Keep only the lines where "Мушников" appears.
━━━━━ SOURCE MATERIAL
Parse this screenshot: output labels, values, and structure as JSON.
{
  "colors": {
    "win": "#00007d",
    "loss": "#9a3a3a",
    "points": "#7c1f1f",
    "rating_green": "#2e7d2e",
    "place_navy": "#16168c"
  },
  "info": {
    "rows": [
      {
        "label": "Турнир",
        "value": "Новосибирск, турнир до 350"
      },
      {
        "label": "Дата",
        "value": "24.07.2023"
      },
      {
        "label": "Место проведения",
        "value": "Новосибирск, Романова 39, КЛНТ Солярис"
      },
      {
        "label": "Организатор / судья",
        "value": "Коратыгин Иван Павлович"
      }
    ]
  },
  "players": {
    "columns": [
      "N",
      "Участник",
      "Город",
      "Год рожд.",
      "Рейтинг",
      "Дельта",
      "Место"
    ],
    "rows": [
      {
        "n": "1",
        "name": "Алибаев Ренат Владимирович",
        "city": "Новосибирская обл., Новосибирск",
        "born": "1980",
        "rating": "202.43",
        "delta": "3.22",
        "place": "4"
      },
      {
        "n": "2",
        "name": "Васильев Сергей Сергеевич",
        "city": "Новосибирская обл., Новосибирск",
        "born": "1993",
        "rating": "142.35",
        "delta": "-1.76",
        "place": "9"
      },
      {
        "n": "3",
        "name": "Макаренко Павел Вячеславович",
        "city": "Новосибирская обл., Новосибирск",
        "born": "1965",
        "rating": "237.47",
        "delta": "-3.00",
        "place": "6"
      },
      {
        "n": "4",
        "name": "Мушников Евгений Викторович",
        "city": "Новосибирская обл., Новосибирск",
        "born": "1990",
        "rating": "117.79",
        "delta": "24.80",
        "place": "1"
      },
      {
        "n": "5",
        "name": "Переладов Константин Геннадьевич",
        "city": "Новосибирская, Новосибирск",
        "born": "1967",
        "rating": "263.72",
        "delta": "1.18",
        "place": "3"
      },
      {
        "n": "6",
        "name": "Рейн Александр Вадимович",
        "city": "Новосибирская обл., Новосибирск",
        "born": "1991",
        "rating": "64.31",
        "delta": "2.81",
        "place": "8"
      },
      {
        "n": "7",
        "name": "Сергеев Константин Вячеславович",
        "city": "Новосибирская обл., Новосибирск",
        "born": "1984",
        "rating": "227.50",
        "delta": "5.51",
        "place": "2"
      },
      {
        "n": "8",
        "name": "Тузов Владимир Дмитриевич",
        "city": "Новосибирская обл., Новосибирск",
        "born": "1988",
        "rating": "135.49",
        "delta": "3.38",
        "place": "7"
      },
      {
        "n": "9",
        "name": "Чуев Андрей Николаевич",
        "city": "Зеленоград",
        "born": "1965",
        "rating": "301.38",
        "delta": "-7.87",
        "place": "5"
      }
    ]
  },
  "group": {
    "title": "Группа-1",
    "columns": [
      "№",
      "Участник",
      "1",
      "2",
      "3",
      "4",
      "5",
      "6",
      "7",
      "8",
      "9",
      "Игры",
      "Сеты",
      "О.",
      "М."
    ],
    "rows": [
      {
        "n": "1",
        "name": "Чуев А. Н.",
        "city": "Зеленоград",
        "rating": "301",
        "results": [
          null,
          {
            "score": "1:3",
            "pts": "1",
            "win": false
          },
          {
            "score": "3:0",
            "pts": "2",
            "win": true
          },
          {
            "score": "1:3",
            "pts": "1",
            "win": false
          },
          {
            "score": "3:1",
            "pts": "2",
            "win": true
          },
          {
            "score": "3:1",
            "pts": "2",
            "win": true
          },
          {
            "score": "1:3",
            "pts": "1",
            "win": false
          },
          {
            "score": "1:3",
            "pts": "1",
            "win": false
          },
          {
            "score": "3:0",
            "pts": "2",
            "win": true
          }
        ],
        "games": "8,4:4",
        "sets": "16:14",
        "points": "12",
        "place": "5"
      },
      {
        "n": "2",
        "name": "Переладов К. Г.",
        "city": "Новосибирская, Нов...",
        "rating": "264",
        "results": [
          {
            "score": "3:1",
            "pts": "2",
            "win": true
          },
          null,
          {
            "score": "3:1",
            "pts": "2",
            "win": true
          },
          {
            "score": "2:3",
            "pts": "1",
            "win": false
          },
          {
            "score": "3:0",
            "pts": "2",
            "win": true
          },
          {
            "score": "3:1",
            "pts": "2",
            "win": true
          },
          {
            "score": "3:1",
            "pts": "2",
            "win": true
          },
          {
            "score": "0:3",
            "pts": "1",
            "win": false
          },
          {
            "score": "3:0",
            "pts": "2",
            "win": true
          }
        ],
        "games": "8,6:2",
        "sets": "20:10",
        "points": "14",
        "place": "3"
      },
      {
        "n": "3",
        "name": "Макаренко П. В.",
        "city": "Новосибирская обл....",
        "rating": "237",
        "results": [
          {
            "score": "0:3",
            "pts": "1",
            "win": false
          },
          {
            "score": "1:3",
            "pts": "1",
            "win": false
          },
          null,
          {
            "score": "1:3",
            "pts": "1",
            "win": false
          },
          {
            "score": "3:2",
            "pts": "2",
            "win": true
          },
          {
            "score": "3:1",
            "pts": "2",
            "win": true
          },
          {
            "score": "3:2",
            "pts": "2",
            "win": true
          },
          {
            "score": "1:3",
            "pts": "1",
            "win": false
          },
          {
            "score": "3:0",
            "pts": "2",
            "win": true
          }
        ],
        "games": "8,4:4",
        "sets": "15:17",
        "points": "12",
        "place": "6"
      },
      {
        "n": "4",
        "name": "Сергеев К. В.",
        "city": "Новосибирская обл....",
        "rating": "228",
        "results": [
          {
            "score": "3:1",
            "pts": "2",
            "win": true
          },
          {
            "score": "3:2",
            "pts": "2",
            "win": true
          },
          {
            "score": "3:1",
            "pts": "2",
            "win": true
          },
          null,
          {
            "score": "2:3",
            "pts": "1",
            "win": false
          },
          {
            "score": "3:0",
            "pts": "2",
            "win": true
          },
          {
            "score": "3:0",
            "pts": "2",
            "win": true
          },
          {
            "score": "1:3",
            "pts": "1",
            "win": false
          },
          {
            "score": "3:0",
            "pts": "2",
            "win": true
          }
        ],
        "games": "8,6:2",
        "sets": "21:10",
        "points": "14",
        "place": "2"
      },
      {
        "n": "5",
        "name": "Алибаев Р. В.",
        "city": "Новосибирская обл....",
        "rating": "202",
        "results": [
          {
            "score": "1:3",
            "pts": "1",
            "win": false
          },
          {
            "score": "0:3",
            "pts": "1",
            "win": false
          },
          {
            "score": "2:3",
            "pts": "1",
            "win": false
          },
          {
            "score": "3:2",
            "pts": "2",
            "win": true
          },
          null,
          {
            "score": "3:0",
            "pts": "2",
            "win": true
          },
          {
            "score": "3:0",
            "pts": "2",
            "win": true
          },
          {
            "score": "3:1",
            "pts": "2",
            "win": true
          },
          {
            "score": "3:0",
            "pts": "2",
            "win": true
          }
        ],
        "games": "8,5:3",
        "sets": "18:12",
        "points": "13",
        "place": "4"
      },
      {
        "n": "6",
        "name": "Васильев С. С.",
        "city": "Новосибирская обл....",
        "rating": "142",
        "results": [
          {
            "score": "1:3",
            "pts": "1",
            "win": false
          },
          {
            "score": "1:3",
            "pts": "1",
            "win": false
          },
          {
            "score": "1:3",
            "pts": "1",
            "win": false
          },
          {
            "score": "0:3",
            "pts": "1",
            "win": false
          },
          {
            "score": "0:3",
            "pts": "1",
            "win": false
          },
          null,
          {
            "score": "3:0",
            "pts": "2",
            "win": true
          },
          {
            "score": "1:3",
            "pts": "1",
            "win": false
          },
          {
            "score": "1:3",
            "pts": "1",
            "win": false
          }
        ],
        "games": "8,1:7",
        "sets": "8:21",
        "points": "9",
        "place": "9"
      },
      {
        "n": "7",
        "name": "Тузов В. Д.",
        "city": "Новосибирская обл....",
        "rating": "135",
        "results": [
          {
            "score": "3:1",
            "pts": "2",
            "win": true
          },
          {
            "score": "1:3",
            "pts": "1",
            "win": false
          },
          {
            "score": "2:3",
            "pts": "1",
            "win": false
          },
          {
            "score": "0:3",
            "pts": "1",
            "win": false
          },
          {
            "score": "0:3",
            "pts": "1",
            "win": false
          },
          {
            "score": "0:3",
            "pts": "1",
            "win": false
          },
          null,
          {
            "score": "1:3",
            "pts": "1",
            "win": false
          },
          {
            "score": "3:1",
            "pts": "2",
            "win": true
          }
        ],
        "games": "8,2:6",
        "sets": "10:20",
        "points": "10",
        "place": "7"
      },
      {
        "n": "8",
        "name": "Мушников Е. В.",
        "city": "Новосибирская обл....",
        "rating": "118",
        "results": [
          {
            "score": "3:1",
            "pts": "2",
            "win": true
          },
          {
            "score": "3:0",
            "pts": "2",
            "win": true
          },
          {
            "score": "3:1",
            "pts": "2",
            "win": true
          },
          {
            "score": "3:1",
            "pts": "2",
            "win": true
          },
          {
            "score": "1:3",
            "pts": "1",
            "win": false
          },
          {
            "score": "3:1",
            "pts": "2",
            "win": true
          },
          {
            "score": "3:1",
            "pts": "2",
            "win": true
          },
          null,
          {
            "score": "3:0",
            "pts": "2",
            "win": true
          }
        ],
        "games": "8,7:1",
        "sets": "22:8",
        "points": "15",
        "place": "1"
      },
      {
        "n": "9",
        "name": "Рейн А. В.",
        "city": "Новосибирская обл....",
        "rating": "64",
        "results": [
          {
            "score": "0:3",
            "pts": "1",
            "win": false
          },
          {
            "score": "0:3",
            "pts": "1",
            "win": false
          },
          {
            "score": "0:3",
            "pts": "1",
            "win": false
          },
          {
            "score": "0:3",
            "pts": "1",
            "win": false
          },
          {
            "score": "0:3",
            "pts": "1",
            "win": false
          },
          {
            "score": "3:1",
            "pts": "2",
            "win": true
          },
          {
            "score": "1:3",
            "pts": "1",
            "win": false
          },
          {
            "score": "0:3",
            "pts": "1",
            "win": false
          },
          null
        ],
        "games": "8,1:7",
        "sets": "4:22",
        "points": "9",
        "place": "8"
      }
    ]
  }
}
━━━━━━━━━━
WORKED ANSWER.
        "name": "Мушников Евгений Викторович",
        "name": "Мушников Е. В.",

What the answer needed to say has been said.